* Your goal
Look through the records below, and whenever a line contains "fotofosforilación", copy it.

* Material to process
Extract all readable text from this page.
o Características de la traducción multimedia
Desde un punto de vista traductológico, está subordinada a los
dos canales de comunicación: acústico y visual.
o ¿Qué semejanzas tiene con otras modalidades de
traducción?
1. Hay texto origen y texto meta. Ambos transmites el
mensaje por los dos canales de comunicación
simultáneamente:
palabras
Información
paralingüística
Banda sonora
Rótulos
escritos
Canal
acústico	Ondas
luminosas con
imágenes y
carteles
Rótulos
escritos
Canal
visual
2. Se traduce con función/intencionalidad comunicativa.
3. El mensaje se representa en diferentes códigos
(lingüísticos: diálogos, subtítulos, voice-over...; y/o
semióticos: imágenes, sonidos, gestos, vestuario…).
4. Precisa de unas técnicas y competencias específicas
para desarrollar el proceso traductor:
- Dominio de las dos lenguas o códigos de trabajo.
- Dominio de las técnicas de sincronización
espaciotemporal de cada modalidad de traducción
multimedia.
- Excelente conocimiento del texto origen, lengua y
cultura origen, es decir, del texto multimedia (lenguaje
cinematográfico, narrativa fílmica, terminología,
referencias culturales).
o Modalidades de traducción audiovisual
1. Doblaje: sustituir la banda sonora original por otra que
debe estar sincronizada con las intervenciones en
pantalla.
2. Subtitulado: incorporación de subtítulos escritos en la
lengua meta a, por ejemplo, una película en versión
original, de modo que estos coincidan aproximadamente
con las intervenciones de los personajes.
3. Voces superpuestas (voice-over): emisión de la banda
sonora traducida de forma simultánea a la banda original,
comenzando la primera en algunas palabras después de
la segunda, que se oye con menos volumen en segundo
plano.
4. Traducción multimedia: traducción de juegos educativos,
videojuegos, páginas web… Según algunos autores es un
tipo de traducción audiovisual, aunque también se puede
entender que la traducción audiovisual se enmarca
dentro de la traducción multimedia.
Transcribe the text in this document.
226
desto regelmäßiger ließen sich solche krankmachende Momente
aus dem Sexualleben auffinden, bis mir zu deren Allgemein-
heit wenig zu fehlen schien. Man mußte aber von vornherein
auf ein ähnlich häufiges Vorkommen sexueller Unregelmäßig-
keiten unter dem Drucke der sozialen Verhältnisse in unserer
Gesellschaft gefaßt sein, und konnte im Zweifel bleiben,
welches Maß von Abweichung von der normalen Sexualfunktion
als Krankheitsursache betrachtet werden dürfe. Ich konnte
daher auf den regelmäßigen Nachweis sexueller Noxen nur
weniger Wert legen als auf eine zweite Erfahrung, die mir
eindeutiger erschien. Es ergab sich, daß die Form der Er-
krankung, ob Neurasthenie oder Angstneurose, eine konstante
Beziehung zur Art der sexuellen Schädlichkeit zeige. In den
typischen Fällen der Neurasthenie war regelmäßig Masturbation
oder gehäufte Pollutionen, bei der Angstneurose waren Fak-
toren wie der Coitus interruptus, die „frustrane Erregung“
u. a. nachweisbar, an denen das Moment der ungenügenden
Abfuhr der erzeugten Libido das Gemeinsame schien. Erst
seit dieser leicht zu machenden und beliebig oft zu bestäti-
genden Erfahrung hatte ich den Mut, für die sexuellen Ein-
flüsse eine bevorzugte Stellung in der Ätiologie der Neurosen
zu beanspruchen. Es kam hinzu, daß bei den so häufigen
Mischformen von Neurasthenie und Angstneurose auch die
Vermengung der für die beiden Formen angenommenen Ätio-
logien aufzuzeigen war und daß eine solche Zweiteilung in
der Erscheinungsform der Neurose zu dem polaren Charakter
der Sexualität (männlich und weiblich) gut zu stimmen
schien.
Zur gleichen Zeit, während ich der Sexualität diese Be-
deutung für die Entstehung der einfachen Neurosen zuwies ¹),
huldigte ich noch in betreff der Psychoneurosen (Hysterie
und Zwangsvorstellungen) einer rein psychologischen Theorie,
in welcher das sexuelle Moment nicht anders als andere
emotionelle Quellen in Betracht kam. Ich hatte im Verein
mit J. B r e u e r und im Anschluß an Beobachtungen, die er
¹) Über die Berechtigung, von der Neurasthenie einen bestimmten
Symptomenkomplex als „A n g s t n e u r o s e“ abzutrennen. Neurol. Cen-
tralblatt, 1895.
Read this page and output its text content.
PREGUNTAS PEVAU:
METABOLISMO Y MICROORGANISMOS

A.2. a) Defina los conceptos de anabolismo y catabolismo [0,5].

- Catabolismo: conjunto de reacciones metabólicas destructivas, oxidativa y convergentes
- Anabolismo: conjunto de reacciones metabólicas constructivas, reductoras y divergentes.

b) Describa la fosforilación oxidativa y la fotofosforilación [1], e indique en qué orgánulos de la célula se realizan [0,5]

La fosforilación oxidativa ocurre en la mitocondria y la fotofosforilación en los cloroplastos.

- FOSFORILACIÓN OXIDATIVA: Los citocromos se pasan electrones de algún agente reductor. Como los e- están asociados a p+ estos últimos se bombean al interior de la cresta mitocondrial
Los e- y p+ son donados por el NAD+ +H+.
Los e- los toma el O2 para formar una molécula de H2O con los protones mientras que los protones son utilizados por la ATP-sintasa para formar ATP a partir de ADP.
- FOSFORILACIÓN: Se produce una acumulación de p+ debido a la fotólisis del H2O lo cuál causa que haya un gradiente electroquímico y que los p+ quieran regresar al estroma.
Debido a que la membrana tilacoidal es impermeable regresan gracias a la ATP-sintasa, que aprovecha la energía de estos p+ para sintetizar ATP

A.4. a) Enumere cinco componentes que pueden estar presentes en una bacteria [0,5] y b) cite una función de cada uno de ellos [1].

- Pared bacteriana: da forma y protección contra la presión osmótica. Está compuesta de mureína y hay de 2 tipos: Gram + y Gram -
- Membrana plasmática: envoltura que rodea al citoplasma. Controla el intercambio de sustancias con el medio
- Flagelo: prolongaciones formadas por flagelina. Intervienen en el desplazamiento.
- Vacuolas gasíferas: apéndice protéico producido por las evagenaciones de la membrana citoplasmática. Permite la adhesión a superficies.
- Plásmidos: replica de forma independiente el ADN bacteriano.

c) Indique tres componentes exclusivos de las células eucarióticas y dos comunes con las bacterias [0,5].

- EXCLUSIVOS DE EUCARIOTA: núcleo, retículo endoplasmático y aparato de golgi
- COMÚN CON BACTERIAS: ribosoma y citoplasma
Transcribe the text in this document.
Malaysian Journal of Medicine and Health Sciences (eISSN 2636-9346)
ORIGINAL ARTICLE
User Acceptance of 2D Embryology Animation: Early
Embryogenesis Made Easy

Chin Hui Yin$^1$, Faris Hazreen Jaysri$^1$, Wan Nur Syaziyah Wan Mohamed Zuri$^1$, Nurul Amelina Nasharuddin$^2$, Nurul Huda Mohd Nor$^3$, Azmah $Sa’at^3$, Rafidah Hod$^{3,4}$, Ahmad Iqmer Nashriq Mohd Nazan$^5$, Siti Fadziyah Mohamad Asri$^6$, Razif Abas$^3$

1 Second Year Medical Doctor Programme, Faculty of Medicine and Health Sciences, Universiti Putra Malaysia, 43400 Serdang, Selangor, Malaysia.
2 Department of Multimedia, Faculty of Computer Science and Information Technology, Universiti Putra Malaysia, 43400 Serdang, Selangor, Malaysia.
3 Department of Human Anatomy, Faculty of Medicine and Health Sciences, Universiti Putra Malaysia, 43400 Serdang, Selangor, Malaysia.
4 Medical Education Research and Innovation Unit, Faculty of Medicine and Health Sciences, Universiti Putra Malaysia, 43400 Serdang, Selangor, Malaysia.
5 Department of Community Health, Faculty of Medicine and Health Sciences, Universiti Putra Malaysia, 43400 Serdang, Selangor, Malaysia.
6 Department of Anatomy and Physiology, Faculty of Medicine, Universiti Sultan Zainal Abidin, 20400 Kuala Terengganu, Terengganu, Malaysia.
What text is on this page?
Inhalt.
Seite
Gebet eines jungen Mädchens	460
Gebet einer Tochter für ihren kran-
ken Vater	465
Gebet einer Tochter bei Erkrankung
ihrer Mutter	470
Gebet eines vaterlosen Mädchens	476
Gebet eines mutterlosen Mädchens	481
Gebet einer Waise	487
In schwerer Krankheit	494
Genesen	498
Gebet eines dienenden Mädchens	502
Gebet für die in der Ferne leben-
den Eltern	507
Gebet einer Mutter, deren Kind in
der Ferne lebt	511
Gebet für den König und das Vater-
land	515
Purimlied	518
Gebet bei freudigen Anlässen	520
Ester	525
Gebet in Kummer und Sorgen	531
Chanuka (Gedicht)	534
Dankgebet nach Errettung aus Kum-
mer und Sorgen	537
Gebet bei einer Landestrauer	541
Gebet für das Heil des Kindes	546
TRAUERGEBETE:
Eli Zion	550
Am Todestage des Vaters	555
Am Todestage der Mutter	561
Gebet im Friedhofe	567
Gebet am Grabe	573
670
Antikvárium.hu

* Answer box
b) Describa la fosforilación oxidativa y la fotofosforilación [1], e indique en qué orgánulos de la célula se realizan [0,5]
La fosforilación oxidativa ocurre en la mitocondria y la fotofosforilación en los cloroplastos.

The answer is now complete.